Raw records:
※ ※ ※
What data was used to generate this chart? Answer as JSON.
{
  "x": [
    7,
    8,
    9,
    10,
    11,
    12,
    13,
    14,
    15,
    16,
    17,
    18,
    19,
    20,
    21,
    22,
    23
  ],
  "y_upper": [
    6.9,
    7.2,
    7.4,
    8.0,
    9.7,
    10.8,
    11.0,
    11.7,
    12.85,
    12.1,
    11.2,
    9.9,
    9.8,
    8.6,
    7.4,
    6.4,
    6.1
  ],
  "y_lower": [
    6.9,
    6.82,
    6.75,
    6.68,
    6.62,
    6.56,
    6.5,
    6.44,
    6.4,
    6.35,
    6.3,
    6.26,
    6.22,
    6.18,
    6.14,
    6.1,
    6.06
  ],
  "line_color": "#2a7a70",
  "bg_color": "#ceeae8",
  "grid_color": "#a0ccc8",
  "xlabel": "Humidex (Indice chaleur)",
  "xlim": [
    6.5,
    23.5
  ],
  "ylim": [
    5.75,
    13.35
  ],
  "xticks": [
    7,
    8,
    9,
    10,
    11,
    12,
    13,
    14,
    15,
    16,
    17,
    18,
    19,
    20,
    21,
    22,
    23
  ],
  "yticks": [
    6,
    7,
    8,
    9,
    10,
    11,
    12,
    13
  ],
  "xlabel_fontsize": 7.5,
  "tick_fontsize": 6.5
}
※ ※ ※
EXERCISE TASK
The records above should be repeated in full, exactly as given.

RESULT OF THE TASK
What data was used to generate this chart? Answer as JSON.
{
  "x": [
    7,
    8,
    9,
    10,
    11,
    12,
    13,
    14,
    15,
    16,
    17,
    18,
    19,
    20,
    21,
    22,
    23
  ],
  "y_upper": [
    6.9,
    7.2,
    7.4,
    8.0,
    9.7,
    10.8,
    11.0,
    11.7,
    12.85,
    12.1,
    11.2,
    9.9,
    9.8,
    8.6,
    7.4,
    6.4,
    6.1
  ],
  "y_lower": [
    6.9,
    6.82,
    6.75,
    6.68,
    6.62,
    6.56,
    6.5,
    6.44,
    6.4,
    6.35,
    6.3,
    6.26,
    6.22,
    6.18,
    6.14,
    6.1,
    6.06
  ],
  "line_color": "#2a7a70",
  "bg_color": "#ceeae8",
  "grid_color": "#a0ccc8",
  "xlabel": "Humidex (Indice chaleur)",
  "xlim": [
    6.5,
    23.5
  ],
  "ylim": [
    5.75,
    13.35
  ],
  "xticks": [
    7,
    8,
    9,
    10,
    11,
    12,
    13,
    14,
    15,
    16,
    17,
    18,
    19,
    20,
    21,
    22,
    23
  ],
  "yticks": [
    6,
    7,
    8,
    9,
    10,
    11,
    12,
    13
  ],
  "xlabel_fontsize": 7.5,
  "tick_fontsize": 6.5
}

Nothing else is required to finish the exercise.